Part of a data file
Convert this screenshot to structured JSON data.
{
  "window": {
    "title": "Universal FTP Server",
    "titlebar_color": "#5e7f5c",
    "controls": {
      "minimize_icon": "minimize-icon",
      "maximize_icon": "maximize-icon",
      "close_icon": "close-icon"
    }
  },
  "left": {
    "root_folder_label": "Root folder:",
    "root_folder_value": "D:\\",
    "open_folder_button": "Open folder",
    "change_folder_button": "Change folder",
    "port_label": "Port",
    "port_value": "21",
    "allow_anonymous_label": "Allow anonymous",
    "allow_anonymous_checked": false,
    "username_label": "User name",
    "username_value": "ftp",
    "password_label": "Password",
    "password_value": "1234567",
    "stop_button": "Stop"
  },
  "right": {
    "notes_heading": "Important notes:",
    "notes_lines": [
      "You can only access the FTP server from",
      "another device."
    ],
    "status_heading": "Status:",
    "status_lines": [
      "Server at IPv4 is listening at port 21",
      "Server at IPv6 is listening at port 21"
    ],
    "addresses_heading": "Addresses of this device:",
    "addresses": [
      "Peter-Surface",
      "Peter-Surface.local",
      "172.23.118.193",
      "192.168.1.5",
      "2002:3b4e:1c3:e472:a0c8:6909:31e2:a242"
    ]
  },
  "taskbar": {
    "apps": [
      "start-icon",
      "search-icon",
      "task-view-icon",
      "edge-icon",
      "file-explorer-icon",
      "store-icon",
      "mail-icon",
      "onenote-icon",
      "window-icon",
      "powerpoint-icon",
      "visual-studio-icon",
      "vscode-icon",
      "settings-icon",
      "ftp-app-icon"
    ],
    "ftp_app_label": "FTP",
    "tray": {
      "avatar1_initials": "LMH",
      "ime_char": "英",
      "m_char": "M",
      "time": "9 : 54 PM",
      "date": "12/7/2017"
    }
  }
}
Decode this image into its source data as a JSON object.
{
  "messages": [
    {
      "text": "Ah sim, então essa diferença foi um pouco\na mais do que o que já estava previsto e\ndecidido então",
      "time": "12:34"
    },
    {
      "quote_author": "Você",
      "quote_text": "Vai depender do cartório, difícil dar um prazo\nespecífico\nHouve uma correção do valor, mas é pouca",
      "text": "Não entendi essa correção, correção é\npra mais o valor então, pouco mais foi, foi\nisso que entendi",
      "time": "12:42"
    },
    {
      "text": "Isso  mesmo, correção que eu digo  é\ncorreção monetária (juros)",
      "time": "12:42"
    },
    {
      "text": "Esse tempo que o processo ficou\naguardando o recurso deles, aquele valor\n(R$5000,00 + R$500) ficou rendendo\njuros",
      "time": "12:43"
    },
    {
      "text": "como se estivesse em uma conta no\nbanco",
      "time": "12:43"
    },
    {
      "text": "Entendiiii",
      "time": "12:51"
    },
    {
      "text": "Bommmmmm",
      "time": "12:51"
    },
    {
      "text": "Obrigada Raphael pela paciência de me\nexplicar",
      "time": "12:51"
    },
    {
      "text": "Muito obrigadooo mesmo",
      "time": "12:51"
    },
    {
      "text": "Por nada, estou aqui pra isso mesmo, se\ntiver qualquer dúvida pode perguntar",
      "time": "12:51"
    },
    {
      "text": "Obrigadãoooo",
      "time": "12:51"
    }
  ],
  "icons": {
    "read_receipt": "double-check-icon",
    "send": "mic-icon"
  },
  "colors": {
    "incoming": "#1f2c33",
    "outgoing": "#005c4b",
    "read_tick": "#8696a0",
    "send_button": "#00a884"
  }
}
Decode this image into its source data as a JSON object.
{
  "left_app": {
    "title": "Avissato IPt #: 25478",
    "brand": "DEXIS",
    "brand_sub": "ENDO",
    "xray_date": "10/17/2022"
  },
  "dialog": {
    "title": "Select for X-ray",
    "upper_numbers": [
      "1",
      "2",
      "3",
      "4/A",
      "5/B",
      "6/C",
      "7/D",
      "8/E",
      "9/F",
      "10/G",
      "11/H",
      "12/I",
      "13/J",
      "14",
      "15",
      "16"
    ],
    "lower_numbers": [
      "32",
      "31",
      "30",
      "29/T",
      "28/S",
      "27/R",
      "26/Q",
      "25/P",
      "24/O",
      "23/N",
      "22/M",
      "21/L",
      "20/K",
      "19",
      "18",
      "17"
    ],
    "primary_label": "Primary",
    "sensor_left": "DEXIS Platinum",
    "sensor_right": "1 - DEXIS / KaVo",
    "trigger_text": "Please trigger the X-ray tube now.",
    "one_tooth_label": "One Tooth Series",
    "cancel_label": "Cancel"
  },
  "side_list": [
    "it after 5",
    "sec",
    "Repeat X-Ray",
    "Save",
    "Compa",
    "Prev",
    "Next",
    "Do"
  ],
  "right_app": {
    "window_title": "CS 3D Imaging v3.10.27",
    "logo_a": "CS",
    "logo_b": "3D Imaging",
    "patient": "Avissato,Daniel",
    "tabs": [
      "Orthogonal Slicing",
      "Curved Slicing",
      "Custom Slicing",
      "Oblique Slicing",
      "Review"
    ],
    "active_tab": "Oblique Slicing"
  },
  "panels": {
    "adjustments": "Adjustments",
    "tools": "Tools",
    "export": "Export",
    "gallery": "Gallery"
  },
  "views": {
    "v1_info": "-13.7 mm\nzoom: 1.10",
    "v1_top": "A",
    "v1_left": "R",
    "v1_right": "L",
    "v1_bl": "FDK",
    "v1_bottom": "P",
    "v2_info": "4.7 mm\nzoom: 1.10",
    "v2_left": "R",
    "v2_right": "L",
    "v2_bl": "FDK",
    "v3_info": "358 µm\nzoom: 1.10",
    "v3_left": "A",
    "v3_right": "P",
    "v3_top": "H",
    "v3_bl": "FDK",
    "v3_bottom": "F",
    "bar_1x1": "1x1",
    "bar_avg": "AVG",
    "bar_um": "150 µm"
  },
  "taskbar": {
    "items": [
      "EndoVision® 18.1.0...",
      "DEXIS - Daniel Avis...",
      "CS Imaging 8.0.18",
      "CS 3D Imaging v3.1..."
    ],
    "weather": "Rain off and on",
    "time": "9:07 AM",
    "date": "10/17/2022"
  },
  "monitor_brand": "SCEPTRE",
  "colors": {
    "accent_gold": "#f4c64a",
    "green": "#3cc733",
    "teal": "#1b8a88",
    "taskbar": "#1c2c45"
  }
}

§ **REQUIRED WORK**: Every line above should be retyped exactly as given.

§ **RESULT OF THIS TASK**:
Convert this screenshot to structured JSON data.
{
  "window": {
    "title": "Universal FTP Server",
    "titlebar_color": "#5e7f5c",
    "controls": {
      "minimize_icon": "minimize-icon",
      "maximize_icon": "maximize-icon",
      "close_icon": "close-icon"
    }
  },
  "left": {
    "root_folder_label": "Root folder:",
    "root_folder_value": "D:\\",
    "open_folder_button": "Open folder",
    "change_folder_button": "Change folder",
    "port_label": "Port",
    "port_value": "21",
    "allow_anonymous_label": "Allow anonymous",
    "allow_anonymous_checked": false,
    "username_label": "User name",
    "username_value": "ftp",
    "password_label": "Password",
    "password_value": "1234567",
    "stop_button": "Stop"
  },
  "right": {
    "notes_heading": "Important notes:",
    "notes_lines": [
      "You can only access the FTP server from",
      "another device."
    ],
    "status_heading": "Status:",
    "status_lines": [
      "Server at IPv4 is listening at port 21",
      "Server at IPv6 is listening at port 21"
    ],
    "addresses_heading": "Addresses of this device:",
    "addresses": [
      "Peter-Surface",
      "Peter-Surface.local",
      "172.23.118.193",
      "192.168.1.5",
      "2002:3b4e:1c3:e472:a0c8:6909:31e2:a242"
    ]
  },
  "taskbar": {
    "apps": [
      "start-icon",
      "search-icon",
      "task-view-icon",
      "edge-icon",
      "file-explorer-icon",
      "store-icon",
      "mail-icon",
      "onenote-icon",
      "window-icon",
      "powerpoint-icon",
      "visual-studio-icon",
      "vscode-icon",
      "settings-icon",
      "ftp-app-icon"
    ],
    "ftp_app_label": "FTP",
    "tray": {
      "avatar1_initials": "LMH",
      "ime_char": "英",
      "m_char": "M",
      "time": "9 : 54 PM",
      "date": "12/7/2017"
    }
  }
}
Decode this image into its source data as a JSON object.
{
  "messages": [
    {
      "text": "Ah sim, então essa diferença foi um pouco\na mais do que o que já estava previsto e\ndecidido então",
      "time": "12:34"
    },
    {
      "quote_author": "Você",
      "quote_text": "Vai depender do cartório, difícil dar um prazo\nespecífico\nHouve uma correção do valor, mas é pouca",
      "text": "Não entendi essa correção, correção é\npra mais o valor então, pouco mais foi, foi\nisso que entendi",
      "time": "12:42"
    },
    {
      "text": "Isso  mesmo, correção que eu digo  é\ncorreção monetária (juros)",
      "time": "12:42"
    },
    {
      "text": "Esse tempo que o processo ficou\naguardando o recurso deles, aquele valor\n(R$5000,00 + R$500) ficou rendendo\njuros",
      "time": "12:43"
    },
    {
      "text": "como se estivesse em uma conta no\nbanco",
      "time": "12:43"
    },
    {
      "text": "Entendiiii",
      "time": "12:51"
    },
    {
      "text": "Bommmmmm",
      "time": "12:51"
    },
    {
      "text": "Obrigada Raphael pela paciência de me\nexplicar",
      "time": "12:51"
    },
    {
      "text": "Muito obrigadooo mesmo",
      "time": "12:51"
    },
    {
      "text": "Por nada, estou aqui pra isso mesmo, se\ntiver qualquer dúvida pode perguntar",
      "time": "12:51"
    },
    {
      "text": "Obrigadãoooo",
      "time": "12:51"
    }
  ],
  "icons": {
    "read_receipt": "double-check-icon",
    "send": "mic-icon"
  },
  "colors": {
    "incoming": "#1f2c33",
    "outgoing": "#005c4b",
    "read_tick": "#8696a0",
    "send_button": "#00a884"
  }
}
Decode this image into its source data as a JSON object.
{
  "left_app": {
    "title": "Avissato IPt #: 25478",
    "brand": "DEXIS",
    "brand_sub": "ENDO",
    "xray_date": "10/17/2022"
  },
  "dialog": {
    "title": "Select for X-ray",
    "upper_numbers": [
      "1",
      "2",
      "3",
      "4/A",
      "5/B",
      "6/C",
      "7/D",
      "8/E",
      "9/F",
      "10/G",
      "11/H",
      "12/I",
      "13/J",
      "14",
      "15",
      "16"
    ],
    "lower_numbers": [
      "32",
      "31",
      "30",
      "29/T",
      "28/S",
      "27/R",
      "26/Q",
      "25/P",
      "24/O",
      "23/N",
      "22/M",
      "21/L",
      "20/K",
      "19",
      "18",
      "17"
    ],
    "primary_label": "Primary",
    "sensor_left": "DEXIS Platinum",
    "sensor_right": "1 - DEXIS / KaVo",
    "trigger_text": "Please trigger the X-ray tube now.",
    "one_tooth_label": "One Tooth Series",
    "cancel_label": "Cancel"
  },
  "side_list": [
    "it after 5",
    "sec",
    "Repeat X-Ray",
    "Save",
    "Compa",
    "Prev",
    "Next",
    "Do"
  ],
  "right_app": {
    "window_title": "CS 3D Imaging v3.10.27",
    "logo_a": "CS",
    "logo_b": "3D Imaging",
    "patient": "Avissato,Daniel",
    "tabs": [
      "Orthogonal Slicing",
      "Curved Slicing",
      "Custom Slicing",
      "Oblique Slicing",
      "Review"
    ],
    "active_tab": "Oblique Slicing"
  },
  "panels": {
    "adjustments": "Adjustments",
    "tools": "Tools",
    "export": "Export",
    "gallery": "Gallery"
  },
  "views": {
    "v1_info": "-13.7 mm\nzoom: 1.10",
    "v1_top": "A",
    "v1_left": "R",
    "v1_right": "L",
    "v1_bl": "FDK",
    "v1_bottom": "P",
    "v2_info": "4.7 mm\nzoom: 1.10",
    "v2_left": "R",
    "v2_right": "L",
    "v2_bl": "FDK",
    "v3_info": "358 µm\nzoom: 1.10",
    "v3_left": "A",
    "v3_right": "P",
    "v3_top": "H",
    "v3_bl": "FDK",
    "v3_bottom": "F",
    "bar_1x1": "1x1",
    "bar_avg": "AVG",
    "bar_um": "150 µm"
  },
  "taskbar": {
    "items": [
      "EndoVision® 18.1.0...",
      "DEXIS - Daniel Avis...",
      "CS Imaging 8.0.18",
      "CS 3D Imaging v3.1..."
    ],
    "weather": "Rain off and on",
    "time": "9:07 AM",
    "date": "10/17/2022"
  },
  "monitor_brand": "SCEPTRE",
  "colors": {
    "accent_gold": "#f4c64a",
    "green": "#3cc733",
    "teal": "#1b8a88",
    "taskbar": "#1c2c45"
  }
}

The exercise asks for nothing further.